- _Given problem_: Of all the lines in this data, how many include "ActualSel"? Respond with the number only.

>> Begin Stored rows

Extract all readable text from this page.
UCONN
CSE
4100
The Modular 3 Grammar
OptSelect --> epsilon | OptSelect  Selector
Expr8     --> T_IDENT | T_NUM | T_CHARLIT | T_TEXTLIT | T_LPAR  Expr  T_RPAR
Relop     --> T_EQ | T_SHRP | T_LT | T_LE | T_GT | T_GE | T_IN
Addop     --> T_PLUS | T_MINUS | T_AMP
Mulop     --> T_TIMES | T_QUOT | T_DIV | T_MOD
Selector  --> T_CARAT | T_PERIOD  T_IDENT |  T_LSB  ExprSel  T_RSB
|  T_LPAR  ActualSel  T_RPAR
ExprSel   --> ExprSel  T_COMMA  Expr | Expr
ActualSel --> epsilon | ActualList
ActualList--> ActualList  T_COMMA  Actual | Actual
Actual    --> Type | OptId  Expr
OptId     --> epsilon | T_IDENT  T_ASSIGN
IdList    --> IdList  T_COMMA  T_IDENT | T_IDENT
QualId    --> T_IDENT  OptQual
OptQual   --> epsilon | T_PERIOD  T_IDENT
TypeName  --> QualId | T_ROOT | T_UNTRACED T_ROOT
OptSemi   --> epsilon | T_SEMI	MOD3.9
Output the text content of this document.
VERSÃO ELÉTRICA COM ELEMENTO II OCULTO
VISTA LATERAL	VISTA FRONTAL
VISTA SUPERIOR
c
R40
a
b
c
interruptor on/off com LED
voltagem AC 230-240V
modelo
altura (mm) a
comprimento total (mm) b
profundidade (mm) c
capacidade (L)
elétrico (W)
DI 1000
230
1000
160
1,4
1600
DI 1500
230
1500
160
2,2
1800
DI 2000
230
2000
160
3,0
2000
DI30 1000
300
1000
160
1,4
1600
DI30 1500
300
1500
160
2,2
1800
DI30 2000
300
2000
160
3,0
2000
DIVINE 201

>> End Stored rows

- _Task answer_: 2